Lessor shall have no obligation to clean-up or otherwise prepare the
Collateral for sale.
41.6.2 Lessor Performance of Lessee Obligations. Without
having any obligation to do so, the Lessor may perform or pay any
obligation which Lessee has agreed to perform or pay in this Lease and
Lessee and Guarantor shall reimburse the Lessor for any amounts paid by
the Lessor pursuant to this Section 41.6.2.
41.6.3 Authorization for Lessor to Take Certain Action. Lessee
irrevocably authorizes the Lessor at any time and from time to time in
the sole discretion of the Lessor and appoints the Lessor as its
attorney-in-fact (i) to execute on behalf of Lessee and to file
financing statements necessary or desirable in the Lessor's sole
discretion to perfect and to maintain the perfection and priority of
the Lessor's security interest in the Collateral, (ii) to indorse and
collect any cash proceeds of the Collateral, (iii) to file a carbon,
photographic or other reproduction of this Lease or any financing
statement with respect to the Collateral as a financing statement and
to file any other financing statement or amendment of a financing
statement (which does not add new collateral or add a debtor) in such
offices as the Lessor in its sole discretion deems necessary or
desirable to perfect and to maintain the perfection and priority of the
Lessor's security interest in the Collateral, (iv) to apply the
proceeds of any Collateral received by the Lessor to the Rent, and (v)
to discharge past due taxes, assessments, charges, fees or Encumbrances
on the Collateral (except for such Encumbrances as are specifically
permitted hereunder), and Lessee and Guarantor agree to reimburse the
Lessor on demand for any payment made or any expense incurred by the
Lessor in connection therewith, provided that this authorization shall
not relieve Lessee or Guarantor of any obligations under this Lease.
41.6.4 Dispositions Not Authorized. Neither Lessee or
Guarantor is authorized to sell or otherwise dispose of the Collateral
except as set forth in Section 41.3.5 and notwithstanding any course of
dealing between Lessee and Guarantor, and Lessor or other conduct of
the Lessor, no authorization to sell or otherwise dispose of the
Collateral (except as set forth in Section 41.3.5) shall be binding
upon the Lessor unless such authorization is in writing signed by the
Lessor.
ARTICLE XLII
PURCHASE OPTIONS
42.1 OPTION TO PURCHASE. For good and valuable consideration the
receipt and sufficiency of which are hereby acknowledged, and in addition to
Lessor's right to require Lessee to purchase the Leased Properties as set forth
in Section 16.4, Lessor hereby grants to Lessee the option to purchase the
Leased Properties or portions thereof, which option may be exercised by Lessee
at any time during the Terms, all pursuant to the terms and conditions set forth
on EXHIBIT O.
__________________________________________________
- Exercise instructions -
**a.** Rewrite the listing from its first line through the line that contains "project-description: Advertising, Best", swapping "bullet-item" for "list-item" and leaving everything else the same.
**b.** Pick up the lease passage right after its last sentence and keep writing it.
__________________________________________________
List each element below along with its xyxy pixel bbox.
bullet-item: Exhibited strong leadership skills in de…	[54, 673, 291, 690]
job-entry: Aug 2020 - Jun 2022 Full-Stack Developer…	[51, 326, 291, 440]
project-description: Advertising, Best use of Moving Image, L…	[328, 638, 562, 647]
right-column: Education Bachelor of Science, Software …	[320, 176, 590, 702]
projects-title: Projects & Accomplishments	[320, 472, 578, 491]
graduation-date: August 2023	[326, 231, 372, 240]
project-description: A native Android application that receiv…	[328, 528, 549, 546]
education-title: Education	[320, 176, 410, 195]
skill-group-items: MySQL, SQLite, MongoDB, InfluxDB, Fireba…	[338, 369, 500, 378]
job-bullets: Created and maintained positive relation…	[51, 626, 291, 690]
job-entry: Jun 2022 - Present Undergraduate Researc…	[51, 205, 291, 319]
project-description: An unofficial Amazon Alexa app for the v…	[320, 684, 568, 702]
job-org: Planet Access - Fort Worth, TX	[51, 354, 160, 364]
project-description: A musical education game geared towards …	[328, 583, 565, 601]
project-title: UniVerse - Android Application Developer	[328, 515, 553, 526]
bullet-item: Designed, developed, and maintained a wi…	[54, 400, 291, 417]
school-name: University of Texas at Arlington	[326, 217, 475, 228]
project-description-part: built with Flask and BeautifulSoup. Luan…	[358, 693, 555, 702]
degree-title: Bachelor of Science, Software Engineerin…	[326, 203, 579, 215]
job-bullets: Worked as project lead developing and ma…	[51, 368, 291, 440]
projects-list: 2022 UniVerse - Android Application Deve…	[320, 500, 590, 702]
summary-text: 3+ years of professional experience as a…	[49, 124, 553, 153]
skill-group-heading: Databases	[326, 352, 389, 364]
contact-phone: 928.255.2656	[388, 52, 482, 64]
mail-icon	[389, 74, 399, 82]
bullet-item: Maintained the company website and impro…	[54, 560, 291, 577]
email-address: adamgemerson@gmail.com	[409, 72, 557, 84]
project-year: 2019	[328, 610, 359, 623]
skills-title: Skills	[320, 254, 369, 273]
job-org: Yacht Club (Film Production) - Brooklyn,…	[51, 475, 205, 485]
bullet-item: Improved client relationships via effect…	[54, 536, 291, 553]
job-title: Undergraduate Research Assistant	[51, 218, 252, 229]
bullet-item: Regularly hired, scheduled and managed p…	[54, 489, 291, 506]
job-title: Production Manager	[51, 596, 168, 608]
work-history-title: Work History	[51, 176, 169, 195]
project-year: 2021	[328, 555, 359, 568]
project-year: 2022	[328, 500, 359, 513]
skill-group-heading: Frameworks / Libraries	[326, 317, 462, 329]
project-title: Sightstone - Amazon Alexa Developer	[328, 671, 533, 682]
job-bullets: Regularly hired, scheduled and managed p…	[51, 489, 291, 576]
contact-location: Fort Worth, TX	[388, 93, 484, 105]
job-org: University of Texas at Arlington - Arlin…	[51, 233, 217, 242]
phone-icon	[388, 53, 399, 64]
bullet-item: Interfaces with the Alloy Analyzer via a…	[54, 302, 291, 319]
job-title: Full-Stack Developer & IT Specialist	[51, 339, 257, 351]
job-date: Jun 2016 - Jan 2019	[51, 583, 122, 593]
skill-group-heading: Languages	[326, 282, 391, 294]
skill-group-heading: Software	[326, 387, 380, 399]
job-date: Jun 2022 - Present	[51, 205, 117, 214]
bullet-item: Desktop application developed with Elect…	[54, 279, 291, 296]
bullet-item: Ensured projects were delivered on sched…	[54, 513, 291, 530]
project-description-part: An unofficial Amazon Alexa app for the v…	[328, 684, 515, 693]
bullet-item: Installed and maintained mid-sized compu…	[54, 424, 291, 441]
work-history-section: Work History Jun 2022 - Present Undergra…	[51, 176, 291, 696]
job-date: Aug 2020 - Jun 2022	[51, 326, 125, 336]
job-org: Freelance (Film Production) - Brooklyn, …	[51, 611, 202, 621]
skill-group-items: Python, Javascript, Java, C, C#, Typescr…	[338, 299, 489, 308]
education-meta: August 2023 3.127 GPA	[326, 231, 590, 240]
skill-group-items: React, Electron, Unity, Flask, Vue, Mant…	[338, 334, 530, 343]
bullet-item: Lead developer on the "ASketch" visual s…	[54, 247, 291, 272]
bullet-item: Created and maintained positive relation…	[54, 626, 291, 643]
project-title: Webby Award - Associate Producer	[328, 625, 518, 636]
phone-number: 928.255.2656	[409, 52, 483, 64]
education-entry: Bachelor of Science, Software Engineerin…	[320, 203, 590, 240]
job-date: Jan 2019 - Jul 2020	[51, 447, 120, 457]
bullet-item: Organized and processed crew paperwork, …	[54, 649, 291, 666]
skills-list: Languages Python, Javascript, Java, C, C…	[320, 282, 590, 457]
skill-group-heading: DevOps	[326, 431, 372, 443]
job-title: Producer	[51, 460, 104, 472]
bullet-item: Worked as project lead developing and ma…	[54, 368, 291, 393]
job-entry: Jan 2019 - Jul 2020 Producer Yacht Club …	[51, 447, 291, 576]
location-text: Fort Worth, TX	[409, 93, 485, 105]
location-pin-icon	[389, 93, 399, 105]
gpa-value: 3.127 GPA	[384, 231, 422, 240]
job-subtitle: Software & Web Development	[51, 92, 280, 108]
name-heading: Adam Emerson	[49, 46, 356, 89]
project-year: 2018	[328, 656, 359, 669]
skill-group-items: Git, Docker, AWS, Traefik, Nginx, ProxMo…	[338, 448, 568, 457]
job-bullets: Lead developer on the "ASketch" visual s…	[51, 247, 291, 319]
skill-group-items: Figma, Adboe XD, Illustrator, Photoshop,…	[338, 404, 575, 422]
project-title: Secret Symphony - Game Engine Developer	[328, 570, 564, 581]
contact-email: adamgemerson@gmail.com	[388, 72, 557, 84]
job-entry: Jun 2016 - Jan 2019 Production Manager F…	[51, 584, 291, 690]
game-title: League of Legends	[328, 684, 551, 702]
__________________________________________________
- Exercise answers -
**a.**
List each element below along with its xyxy pixel bbox.
list-item: Exhibited strong leadership skills in de…	[54, 673, 291, 690]
job-entry: Aug 2020 - Jun 2022 Full-Stack Developer…	[51, 326, 291, 440]
project-description: Advertising, Best use of Moving Image, L…	[328, 638, 562, 647]

**b.**
69
42.2. PUT OPTION OF LESSOR. For good and valuable consideration the
receipt and sufficiency of which are hereby acknowledged, Lessee grants to
Lessor the right for Lessor to require Lessee to purchase the Leased Properties
or portions thereof, either (i) any time after the date which is ninety (90)
days prior to the Realty Expiration Date, or (ii) otherwise pursuant to the
provisions of Section 14.8, subject to the same terms, covenants and conditions
applicable to Lessee's Option to Purchase as set forth in Section 42.1 and as
described on EXHIBIT O.
42.3. TERMINATION OF LEASE. In the event of Exercise of Option as set
forth herein and the acquisition of Leased Properties by Lessee, this Lease
shall terminate effective as of the closing of such purchase.
SIGNATURE PAGES FOLLOW
70
IN WITNESS WHEREOF, the parties hereto have respectively executed this
Lease effective as of the Effective Date.
LESSOR XXXXXXXX HEADQUARTERS BUILDING
COMPANY, A Delaware Corporation
By:
---------------------------------
Name:
-------------------------------
Title:
------------------------------
LESSEE XXXXXXXX TECHNOLOGY CENTER, LLC,
A Delaware Limited Liability Company
By:
---------------------------------
Name:
-------------------------------
Title:
------------------------------
GUARANTOR XXXXXXXX COMMUNICATIONS, LLC,
A Delaware Limited Liability Company
By:
---------------------------------
Name:
-------------------------------
Title:
------------------------------
WCG - FOR THE LIMITED PURPOSE OF SECTION 8.2, 8.3, ARTICLE XVII, AND
SECTION 23.2
XXXXXXXX COMMUNICATIONS GROUP, INC.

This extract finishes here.